---------- Excerpted records

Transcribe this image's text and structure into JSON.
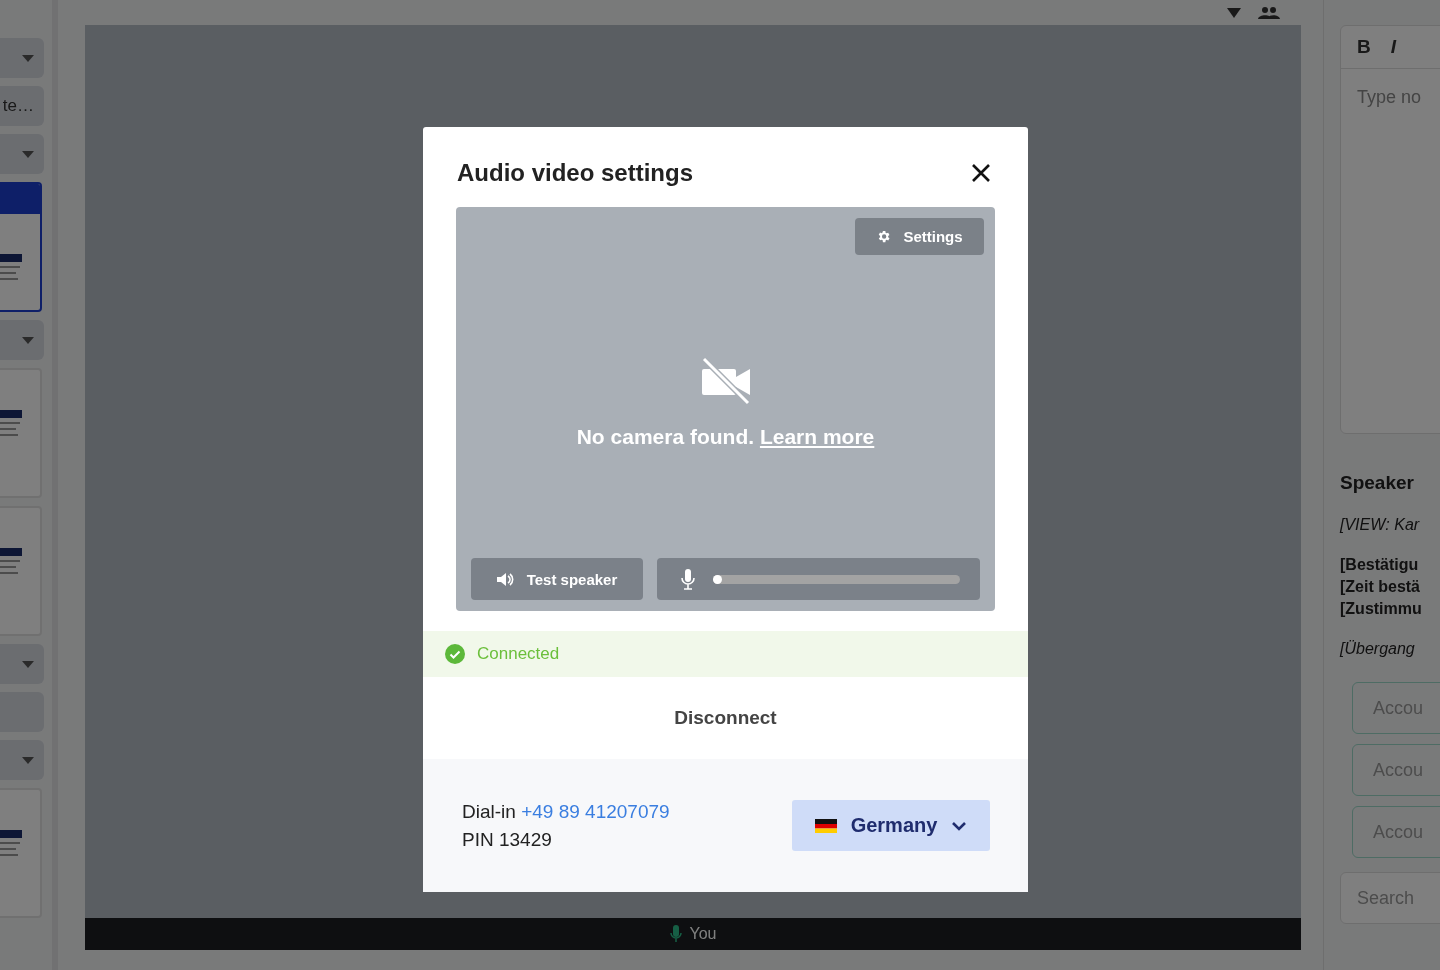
{
  "sidebar": {
    "items": [
      {
        "kind": "caret"
      },
      {
        "kind": "label",
        "text": "te…"
      },
      {
        "kind": "caret"
      },
      {
        "kind": "slide",
        "selected": true
      },
      {
        "kind": "caret"
      },
      {
        "kind": "slide",
        "selected": false
      },
      {
        "kind": "slide",
        "selected": false
      },
      {
        "kind": "caret"
      },
      {
        "kind": "blank"
      },
      {
        "kind": "caret"
      },
      {
        "kind": "slide",
        "selected": false
      }
    ]
  },
  "stage": {
    "participant": "You"
  },
  "notes": {
    "toolbar": [
      "B",
      "I"
    ],
    "placeholder": "Type no",
    "heading": "Speaker",
    "lines": [
      {
        "kind": "italic",
        "text": "[VIEW: Kar"
      },
      {
        "kind": "bold",
        "text": "[Bestätigu"
      },
      {
        "kind": "bold",
        "text": "[Zeit bestä"
      },
      {
        "kind": "bold",
        "text": "[Zustimmu"
      },
      {
        "kind": "italic",
        "text": "[Übergang"
      }
    ],
    "fields": [
      "Accou",
      "Accou",
      "Accou"
    ],
    "search": "Search"
  },
  "dialog": {
    "title": "Audio video settings",
    "preview": {
      "settings_button": "Settings",
      "message": "No camera found.",
      "link": "Learn more",
      "test_speaker": "Test speaker",
      "mic": {
        "level": 0.02
      }
    },
    "status": "Connected",
    "disconnect": "Disconnect",
    "dial_in": {
      "label": "Dial-in",
      "number": "+49 89 41207079",
      "pin": "PIN 13429"
    },
    "country": "Germany"
  }
}
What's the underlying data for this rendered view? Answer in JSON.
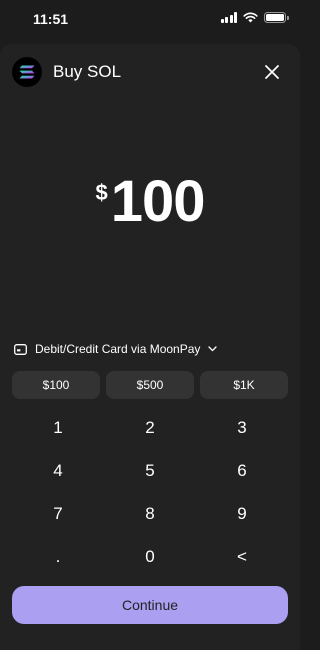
{
  "status_bar": {
    "time": "11:51"
  },
  "header": {
    "title": "Buy SOL",
    "logo_icon": "solana-logo-icon",
    "close_icon": "close-icon"
  },
  "amount": {
    "currency": "$",
    "value": "100"
  },
  "payment_method": {
    "label": "Debit/Credit Card via MoonPay",
    "icon": "card-icon",
    "chevron": "chevron-down-icon"
  },
  "presets": [
    {
      "label": "$100"
    },
    {
      "label": "$500"
    },
    {
      "label": "$1K"
    }
  ],
  "keypad": {
    "keys": [
      {
        "label": "1"
      },
      {
        "label": "2"
      },
      {
        "label": "3"
      },
      {
        "label": "4"
      },
      {
        "label": "5"
      },
      {
        "label": "6"
      },
      {
        "label": "7"
      },
      {
        "label": "8"
      },
      {
        "label": "9"
      },
      {
        "label": "."
      },
      {
        "label": "0"
      },
      {
        "label": "<"
      }
    ]
  },
  "continue_button": {
    "label": "Continue"
  },
  "colors": {
    "background": "#1c1c1c",
    "sheet": "#222222",
    "preset_bg": "#333333",
    "accent": "#ab9ff2"
  }
}
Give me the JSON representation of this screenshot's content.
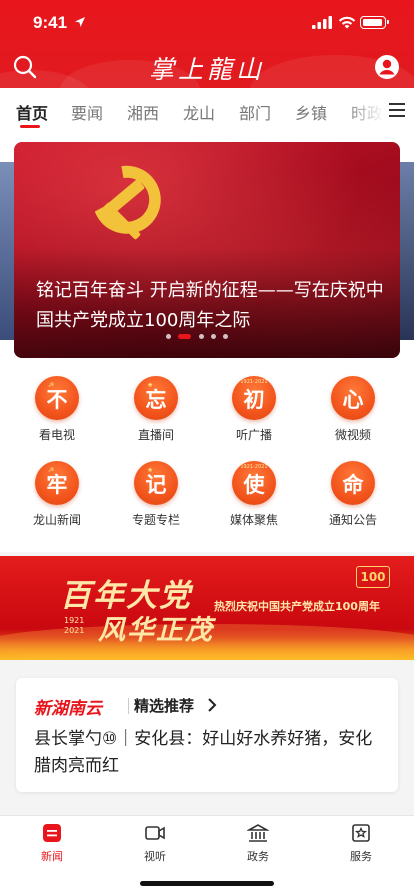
{
  "status": {
    "time": "9:41"
  },
  "header": {
    "logo_text": "掌上龍山",
    "search_icon": "search-icon",
    "user_icon": "user-icon"
  },
  "tabs": [
    {
      "label": "首页",
      "active": true
    },
    {
      "label": "要闻"
    },
    {
      "label": "湘西"
    },
    {
      "label": "龙山"
    },
    {
      "label": "部门"
    },
    {
      "label": "乡镇"
    },
    {
      "label": "时政"
    }
  ],
  "banner": {
    "title": "铭记百年奋斗 开启新的征程——写在庆祝中国共产党成立100周年之际",
    "slide_count": 5,
    "active_slide": 1
  },
  "grid": [
    {
      "char": "不",
      "label": "看电视",
      "badge": "hammer-sickle"
    },
    {
      "char": "忘",
      "label": "直播间",
      "badge": "star"
    },
    {
      "char": "初",
      "label": "听广播",
      "badge": "1921-2021"
    },
    {
      "char": "心",
      "label": "微视频",
      "badge": "arc"
    },
    {
      "char": "牢",
      "label": "龙山新闻",
      "badge": "hammer-sickle"
    },
    {
      "char": "记",
      "label": "专题专栏",
      "badge": "star"
    },
    {
      "char": "使",
      "label": "媒体聚焦",
      "badge": "1921-2021"
    },
    {
      "char": "命",
      "label": "通知公告",
      "badge": "arc"
    }
  ],
  "grid_year_text": "1921-2021",
  "promo": {
    "main": "百年大党",
    "sub": "风华正茂",
    "years_top": "1921",
    "years_bottom": "2021",
    "caption": "热烈庆祝中国共产党成立100周年",
    "badge": "100"
  },
  "recommend": {
    "brand": "新湖南云",
    "label": "精选推荐",
    "article": "县长掌勺⑩｜安化县：好山好水养好猪，安化腊肉亮而红"
  },
  "bottom_nav": [
    {
      "label": "新闻",
      "icon": "news-icon",
      "active": true
    },
    {
      "label": "视听",
      "icon": "video-icon"
    },
    {
      "label": "政务",
      "icon": "government-icon"
    },
    {
      "label": "服务",
      "icon": "service-icon"
    }
  ],
  "colors": {
    "accent": "#e8161c",
    "icon_orange": "#f2541c"
  }
}
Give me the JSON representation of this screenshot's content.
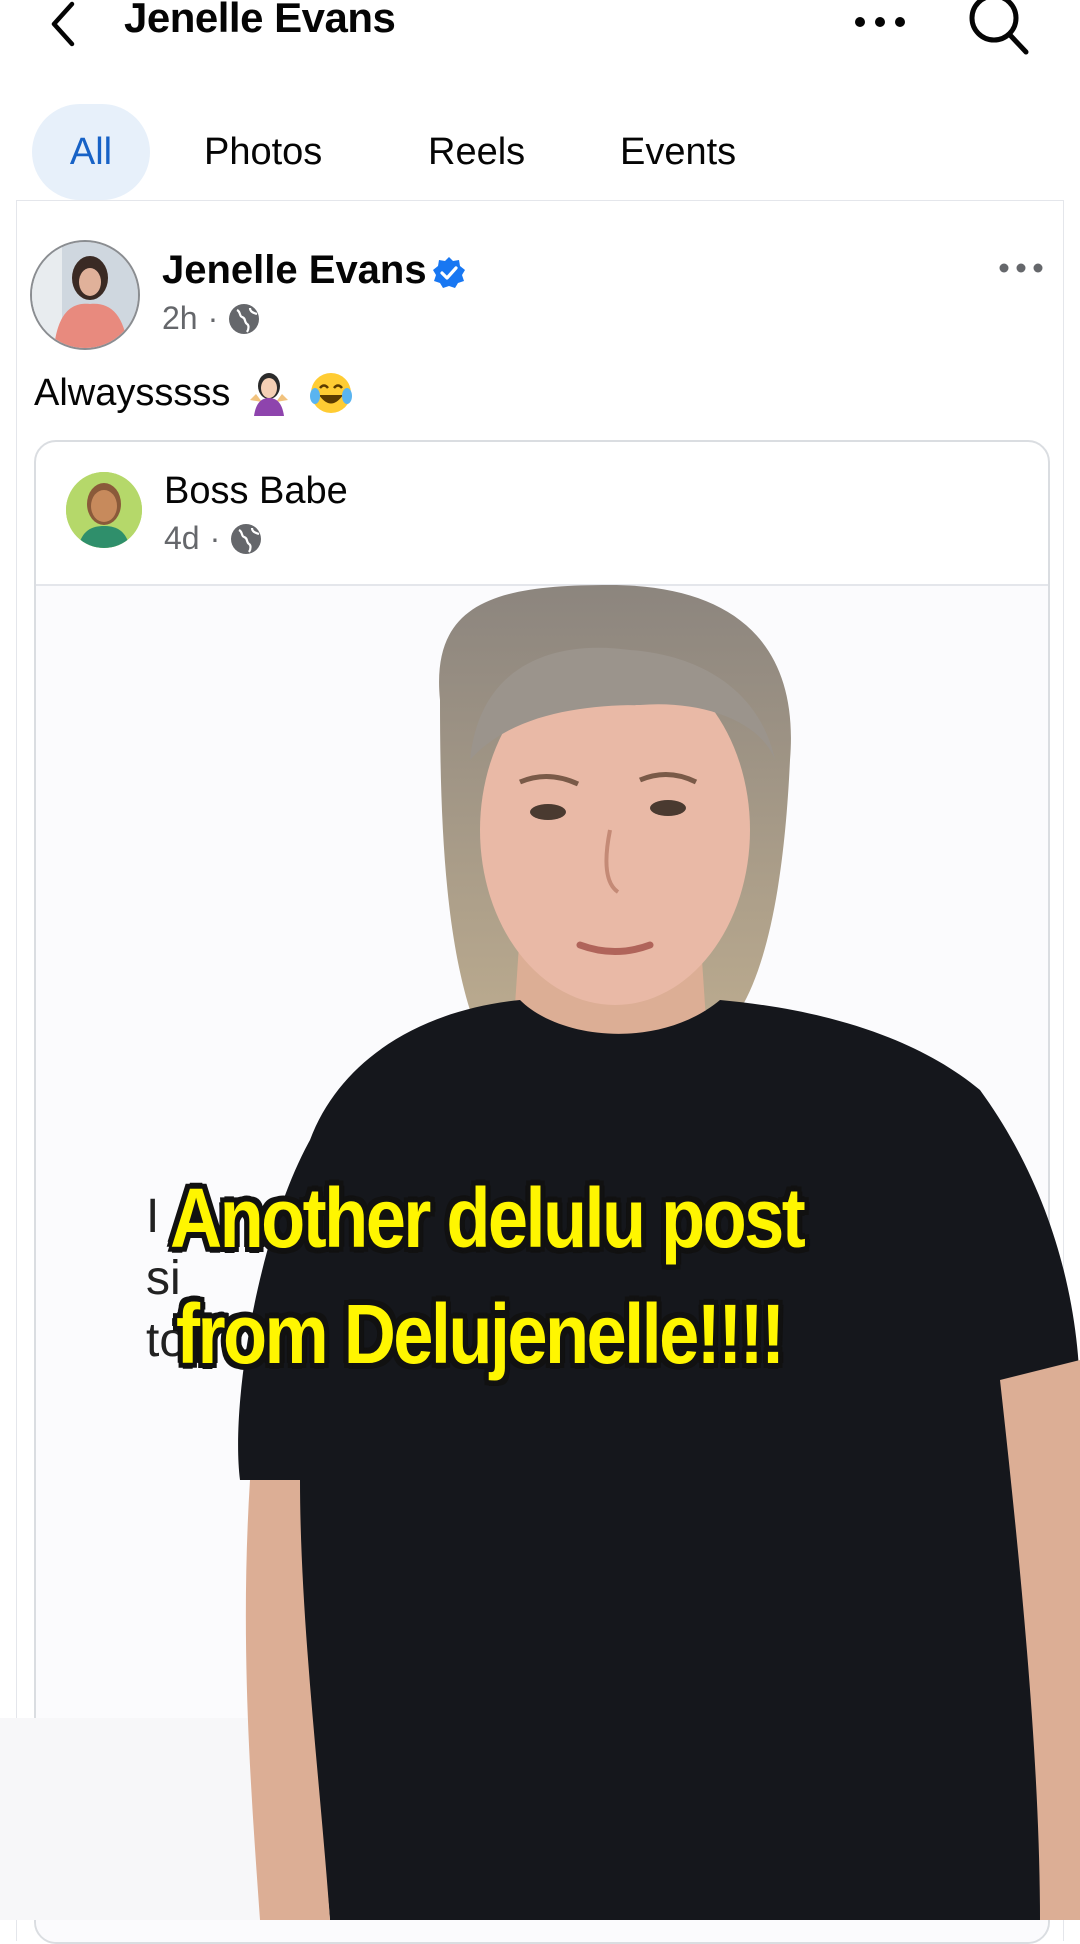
{
  "header": {
    "title": "Jenelle Evans",
    "icons": {
      "back": "back-chevron-icon",
      "more": "more-dots-icon",
      "search": "search-icon"
    }
  },
  "tabs": [
    {
      "label": "All",
      "active": true
    },
    {
      "label": "Photos",
      "active": false
    },
    {
      "label": "Reels",
      "active": false
    },
    {
      "label": "Events",
      "active": false
    }
  ],
  "post": {
    "author": "Jenelle Evans",
    "verified": true,
    "time": "2h",
    "privacy_icon": "globe-icon",
    "text": "Alwaysssss",
    "emojis": [
      "woman-shrugging-emoji",
      "tears-of-joy-emoji"
    ],
    "shared": {
      "author": "Boss Babe",
      "time": "4d",
      "privacy_icon": "globe-icon",
      "visible_text_fragments": [
        "I",
        "si",
        "to"
      ]
    }
  },
  "overlay": {
    "caption_lines": [
      "Another delulu post",
      "from Delujenelle!!!!"
    ],
    "caption_color": "#fff600"
  },
  "colors": {
    "accent": "#1762c6",
    "tab_active_bg": "#e7f0fa",
    "verified": "#1877f2",
    "meta_text": "#65676b"
  }
}
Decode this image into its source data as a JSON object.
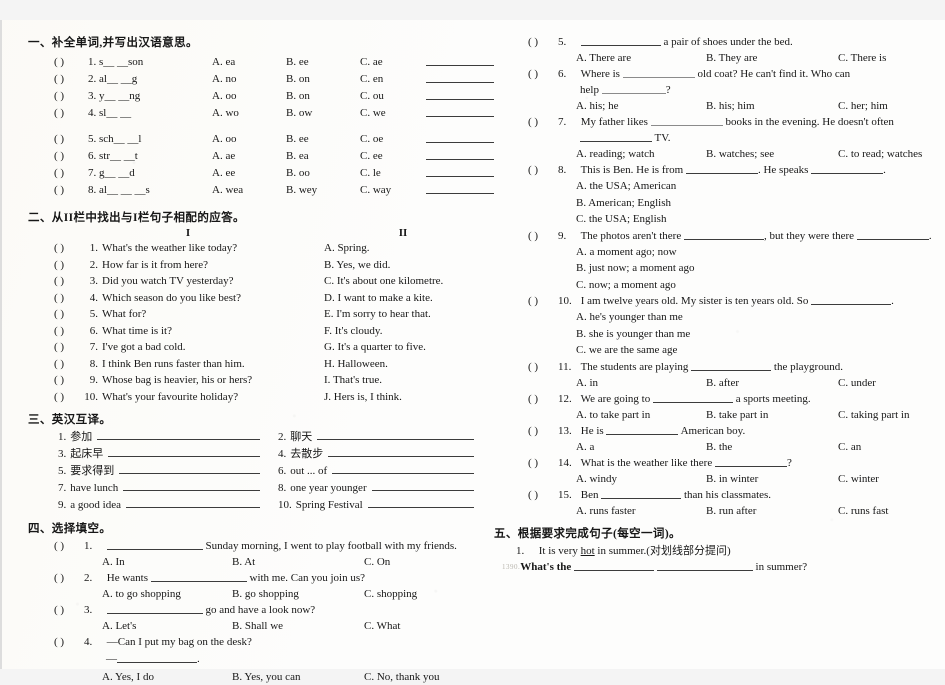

--------------------

= Aim =
Extract lines where the string "globe" occurs.

= Exercise result =
    "privacy_icon": "globe-icon",
      "privacy_icon": "globe-icon",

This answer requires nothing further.